____ Input data
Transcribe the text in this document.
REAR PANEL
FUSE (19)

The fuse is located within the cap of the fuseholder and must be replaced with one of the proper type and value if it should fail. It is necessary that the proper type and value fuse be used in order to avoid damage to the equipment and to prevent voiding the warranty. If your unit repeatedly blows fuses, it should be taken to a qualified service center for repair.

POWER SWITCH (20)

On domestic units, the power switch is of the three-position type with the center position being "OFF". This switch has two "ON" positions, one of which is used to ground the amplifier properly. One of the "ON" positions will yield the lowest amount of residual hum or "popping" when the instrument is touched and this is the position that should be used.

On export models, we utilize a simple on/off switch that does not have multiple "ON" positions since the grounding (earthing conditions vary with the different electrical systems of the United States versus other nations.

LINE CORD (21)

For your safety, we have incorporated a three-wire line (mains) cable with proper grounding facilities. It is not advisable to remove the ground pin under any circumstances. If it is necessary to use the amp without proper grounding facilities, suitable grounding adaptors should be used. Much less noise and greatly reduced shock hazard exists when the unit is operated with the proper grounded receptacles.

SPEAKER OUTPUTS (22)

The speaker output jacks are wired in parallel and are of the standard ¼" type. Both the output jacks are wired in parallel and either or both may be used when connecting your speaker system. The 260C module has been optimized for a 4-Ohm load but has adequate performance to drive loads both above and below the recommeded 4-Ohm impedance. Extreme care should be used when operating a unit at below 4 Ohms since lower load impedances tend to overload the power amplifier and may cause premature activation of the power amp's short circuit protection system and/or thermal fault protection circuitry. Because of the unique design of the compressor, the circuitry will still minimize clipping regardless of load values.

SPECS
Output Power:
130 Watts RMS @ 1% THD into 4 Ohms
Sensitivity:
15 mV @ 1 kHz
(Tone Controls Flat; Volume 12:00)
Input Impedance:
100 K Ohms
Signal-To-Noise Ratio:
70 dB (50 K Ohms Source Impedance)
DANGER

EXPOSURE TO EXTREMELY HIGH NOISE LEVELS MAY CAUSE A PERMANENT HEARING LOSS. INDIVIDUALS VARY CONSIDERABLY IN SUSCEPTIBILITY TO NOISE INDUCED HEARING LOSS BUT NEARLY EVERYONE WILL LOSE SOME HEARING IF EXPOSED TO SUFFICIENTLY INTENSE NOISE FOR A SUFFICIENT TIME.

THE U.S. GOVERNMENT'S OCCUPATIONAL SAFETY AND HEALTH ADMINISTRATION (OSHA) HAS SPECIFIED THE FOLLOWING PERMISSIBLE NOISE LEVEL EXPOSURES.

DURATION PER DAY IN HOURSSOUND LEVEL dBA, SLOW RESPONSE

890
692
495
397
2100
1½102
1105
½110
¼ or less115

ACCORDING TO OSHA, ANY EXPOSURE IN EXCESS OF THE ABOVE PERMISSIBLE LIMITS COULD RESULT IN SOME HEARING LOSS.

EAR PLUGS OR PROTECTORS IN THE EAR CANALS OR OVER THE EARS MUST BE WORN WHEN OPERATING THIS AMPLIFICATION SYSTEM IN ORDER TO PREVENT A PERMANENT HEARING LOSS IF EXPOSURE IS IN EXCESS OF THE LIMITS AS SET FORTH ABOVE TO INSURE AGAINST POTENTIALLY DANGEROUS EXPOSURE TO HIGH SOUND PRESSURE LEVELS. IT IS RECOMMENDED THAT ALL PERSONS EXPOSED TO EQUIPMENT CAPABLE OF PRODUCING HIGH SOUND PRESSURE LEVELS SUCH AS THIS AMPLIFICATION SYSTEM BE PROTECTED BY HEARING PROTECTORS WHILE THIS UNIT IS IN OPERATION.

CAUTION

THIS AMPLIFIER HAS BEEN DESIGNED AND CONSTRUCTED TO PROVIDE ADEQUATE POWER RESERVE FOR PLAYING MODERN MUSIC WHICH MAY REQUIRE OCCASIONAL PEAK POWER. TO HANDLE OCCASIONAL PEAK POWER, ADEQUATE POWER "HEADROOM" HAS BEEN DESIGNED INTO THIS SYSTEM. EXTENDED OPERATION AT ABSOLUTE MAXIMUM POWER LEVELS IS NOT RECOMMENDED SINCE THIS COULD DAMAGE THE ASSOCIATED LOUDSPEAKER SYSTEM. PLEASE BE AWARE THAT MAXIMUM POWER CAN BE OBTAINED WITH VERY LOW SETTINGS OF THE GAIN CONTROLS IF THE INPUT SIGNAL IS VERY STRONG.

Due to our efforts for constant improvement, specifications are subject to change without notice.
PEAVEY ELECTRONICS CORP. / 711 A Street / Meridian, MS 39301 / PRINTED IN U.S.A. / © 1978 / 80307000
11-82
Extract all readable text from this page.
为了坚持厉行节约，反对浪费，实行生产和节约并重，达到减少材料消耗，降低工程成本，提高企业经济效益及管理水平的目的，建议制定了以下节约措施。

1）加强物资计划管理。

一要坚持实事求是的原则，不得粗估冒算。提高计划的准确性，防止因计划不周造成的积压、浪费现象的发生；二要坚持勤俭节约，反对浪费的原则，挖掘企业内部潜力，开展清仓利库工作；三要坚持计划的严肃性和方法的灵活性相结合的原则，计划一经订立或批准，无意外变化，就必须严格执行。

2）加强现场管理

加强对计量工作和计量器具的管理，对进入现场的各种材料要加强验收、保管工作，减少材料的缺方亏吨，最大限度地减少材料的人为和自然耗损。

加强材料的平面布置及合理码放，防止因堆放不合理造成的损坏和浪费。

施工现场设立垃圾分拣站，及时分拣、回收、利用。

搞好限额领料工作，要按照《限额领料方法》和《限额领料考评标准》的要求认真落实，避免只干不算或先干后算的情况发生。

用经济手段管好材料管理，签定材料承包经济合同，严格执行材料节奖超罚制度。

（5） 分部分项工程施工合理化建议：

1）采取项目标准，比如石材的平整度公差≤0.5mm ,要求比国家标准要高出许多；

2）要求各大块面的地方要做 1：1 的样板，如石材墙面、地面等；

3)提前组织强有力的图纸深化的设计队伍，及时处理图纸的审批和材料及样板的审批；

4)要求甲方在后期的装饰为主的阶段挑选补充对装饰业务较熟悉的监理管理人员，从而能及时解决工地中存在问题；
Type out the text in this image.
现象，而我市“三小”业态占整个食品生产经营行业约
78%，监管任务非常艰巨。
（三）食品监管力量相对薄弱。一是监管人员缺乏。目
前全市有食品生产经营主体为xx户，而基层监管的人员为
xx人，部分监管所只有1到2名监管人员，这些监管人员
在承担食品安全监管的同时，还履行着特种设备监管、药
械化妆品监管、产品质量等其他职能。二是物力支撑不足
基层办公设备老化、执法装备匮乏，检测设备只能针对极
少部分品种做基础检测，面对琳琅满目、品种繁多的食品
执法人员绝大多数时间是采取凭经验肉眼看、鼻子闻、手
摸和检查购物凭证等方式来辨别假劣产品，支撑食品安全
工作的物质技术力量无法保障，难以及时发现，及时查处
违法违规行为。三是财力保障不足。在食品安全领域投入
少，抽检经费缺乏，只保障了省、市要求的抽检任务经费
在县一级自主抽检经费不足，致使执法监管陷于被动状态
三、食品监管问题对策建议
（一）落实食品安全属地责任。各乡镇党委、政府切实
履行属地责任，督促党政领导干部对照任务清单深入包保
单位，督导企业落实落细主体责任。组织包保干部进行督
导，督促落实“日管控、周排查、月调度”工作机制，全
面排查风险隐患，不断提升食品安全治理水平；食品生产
________
- The request -
Exactly as they are written, print the entries again.

- Correct answer -
Transcribe the text in this document.
REAR PANEL
FUSE (19)

The fuse is located within the cap of the fuseholder and must be replaced with one of the proper type and value if it should fail. It is necessary that the proper type and value fuse be used in order to avoid damage to the equipment and to prevent voiding the warranty. If your unit repeatedly blows fuses, it should be taken to a qualified service center for repair.

POWER SWITCH (20)

On domestic units, the power switch is of the three-position type with the center position being "OFF". This switch has two "ON" positions, one of which is used to ground the amplifier properly. One of the "ON" positions will yield the lowest amount of residual hum or "popping" when the instrument is touched and this is the position that should be used.

On export models, we utilize a simple on/off switch that does not have multiple "ON" positions since the grounding (earthing conditions vary with the different electrical systems of the United States versus other nations.

LINE CORD (21)

For your safety, we have incorporated a three-wire line (mains) cable with proper grounding facilities. It is not advisable to remove the ground pin under any circumstances. If it is necessary to use the amp without proper grounding facilities, suitable grounding adaptors should be used. Much less noise and greatly reduced shock hazard exists when the unit is operated with the proper grounded receptacles.

SPEAKER OUTPUTS (22)

The speaker output jacks are wired in parallel and are of the standard ¼" type. Both the output jacks are wired in parallel and either or both may be used when connecting your speaker system. The 260C module has been optimized for a 4-Ohm load but has adequate performance to drive loads both above and below the recommeded 4-Ohm impedance. Extreme care should be used when operating a unit at below 4 Ohms since lower load impedances tend to overload the power amplifier and may cause premature activation of the power amp's short circuit protection system and/or thermal fault protection circuitry. Because of the unique design of the compressor, the circuitry will still minimize clipping regardless of load values.

SPECS
Output Power:
130 Watts RMS @ 1% THD into 4 Ohms
Sensitivity:
15 mV @ 1 kHz
(Tone Controls Flat; Volume 12:00)
Input Impedance:
100 K Ohms
Signal-To-Noise Ratio:
70 dB (50 K Ohms Source Impedance)
DANGER

EXPOSURE TO EXTREMELY HIGH NOISE LEVELS MAY CAUSE A PERMANENT HEARING LOSS. INDIVIDUALS VARY CONSIDERABLY IN SUSCEPTIBILITY TO NOISE INDUCED HEARING LOSS BUT NEARLY EVERYONE WILL LOSE SOME HEARING IF EXPOSED TO SUFFICIENTLY INTENSE NOISE FOR A SUFFICIENT TIME.

THE U.S. GOVERNMENT'S OCCUPATIONAL SAFETY AND HEALTH ADMINISTRATION (OSHA) HAS SPECIFIED THE FOLLOWING PERMISSIBLE NOISE LEVEL EXPOSURES.

DURATION PER DAY IN HOURSSOUND LEVEL dBA, SLOW RESPONSE

890
692
495
397
2100
1½102
1105
½110
¼ or less115

ACCORDING TO OSHA, ANY EXPOSURE IN EXCESS OF THE ABOVE PERMISSIBLE LIMITS COULD RESULT IN SOME HEARING LOSS.

EAR PLUGS OR PROTECTORS IN THE EAR CANALS OR OVER THE EARS MUST BE WORN WHEN OPERATING THIS AMPLIFICATION SYSTEM IN ORDER TO PREVENT A PERMANENT HEARING LOSS IF EXPOSURE IS IN EXCESS OF THE LIMITS AS SET FORTH ABOVE TO INSURE AGAINST POTENTIALLY DANGEROUS EXPOSURE TO HIGH SOUND PRESSURE LEVELS. IT IS RECOMMENDED THAT ALL PERSONS EXPOSED TO EQUIPMENT CAPABLE OF PRODUCING HIGH SOUND PRESSURE LEVELS SUCH AS THIS AMPLIFICATION SYSTEM BE PROTECTED BY HEARING PROTECTORS WHILE THIS UNIT IS IN OPERATION.

CAUTION

THIS AMPLIFIER HAS BEEN DESIGNED AND CONSTRUCTED TO PROVIDE ADEQUATE POWER RESERVE FOR PLAYING MODERN MUSIC WHICH MAY REQUIRE OCCASIONAL PEAK POWER. TO HANDLE OCCASIONAL PEAK POWER, ADEQUATE POWER "HEADROOM" HAS BEEN DESIGNED INTO THIS SYSTEM. EXTENDED OPERATION AT ABSOLUTE MAXIMUM POWER LEVELS IS NOT RECOMMENDED SINCE THIS COULD DAMAGE THE ASSOCIATED LOUDSPEAKER SYSTEM. PLEASE BE AWARE THAT MAXIMUM POWER CAN BE OBTAINED WITH VERY LOW SETTINGS OF THE GAIN CONTROLS IF THE INPUT SIGNAL IS VERY STRONG.

Due to our efforts for constant improvement, specifications are subject to change without notice.
PEAVEY ELECTRONICS CORP. / 711 A Street / Meridian, MS 39301 / PRINTED IN U.S.A. / © 1978 / 80307000
11-82
Extract all readable text from this page.
为了坚持厉行节约，反对浪费，实行生产和节约并重，达到减少材料消耗，降低工程成本，提高企业经济效益及管理水平的目的，建议制定了以下节约措施。

1）加强物资计划管理。

一要坚持实事求是的原则，不得粗估冒算。提高计划的准确性，防止因计划不周造成的积压、浪费现象的发生；二要坚持勤俭节约，反对浪费的原则，挖掘企业内部潜力，开展清仓利库工作；三要坚持计划的严肃性和方法的灵活性相结合的原则，计划一经订立或批准，无意外变化，就必须严格执行。

2）加强现场管理

加强对计量工作和计量器具的管理，对进入现场的各种材料要加强验收、保管工作，减少材料的缺方亏吨，最大限度地减少材料的人为和自然耗损。

加强材料的平面布置及合理码放，防止因堆放不合理造成的损坏和浪费。

施工现场设立垃圾分拣站，及时分拣、回收、利用。

搞好限额领料工作，要按照《限额领料方法》和《限额领料考评标准》的要求认真落实，避免只干不算或先干后算的情况发生。

用经济手段管好材料管理，签定材料承包经济合同，严格执行材料节奖超罚制度。

（5） 分部分项工程施工合理化建议：

1）采取项目标准，比如石材的平整度公差≤0.5mm ,要求比国家标准要高出许多；

2）要求各大块面的地方要做 1：1 的样板，如石材墙面、地面等；

3)提前组织强有力的图纸深化的设计队伍，及时处理图纸的审批和材料及样板的审批；

4)要求甲方在后期的装饰为主的阶段挑选补充对装饰业务较熟悉的监理管理人员，从而能及时解决工地中存在问题；
Type out the text in this image.
现象，而我市“三小”业态占整个食品生产经营行业约
78%，监管任务非常艰巨。
（三）食品监管力量相对薄弱。一是监管人员缺乏。目
前全市有食品生产经营主体为xx户，而基层监管的人员为
xx人，部分监管所只有1到2名监管人员，这些监管人员
在承担食品安全监管的同时，还履行着特种设备监管、药
械化妆品监管、产品质量等其他职能。二是物力支撑不足
基层办公设备老化、执法装备匮乏，检测设备只能针对极
少部分品种做基础检测，面对琳琅满目、品种繁多的食品
执法人员绝大多数时间是采取凭经验肉眼看、鼻子闻、手
摸和检查购物凭证等方式来辨别假劣产品，支撑食品安全
工作的物质技术力量无法保障，难以及时发现，及时查处
违法违规行为。三是财力保障不足。在食品安全领域投入
少，抽检经费缺乏，只保障了省、市要求的抽检任务经费
在县一级自主抽检经费不足，致使执法监管陷于被动状态
三、食品监管问题对策建议
（一）落实食品安全属地责任。各乡镇党委、政府切实
履行属地责任，督促党政领导干部对照任务清单深入包保
单位，督导企业落实落细主体责任。组织包保干部进行督
导，督促落实“日管控、周排查、月调度”工作机制，全
面排查风险隐患，不断提升食品安全治理水平；食品生产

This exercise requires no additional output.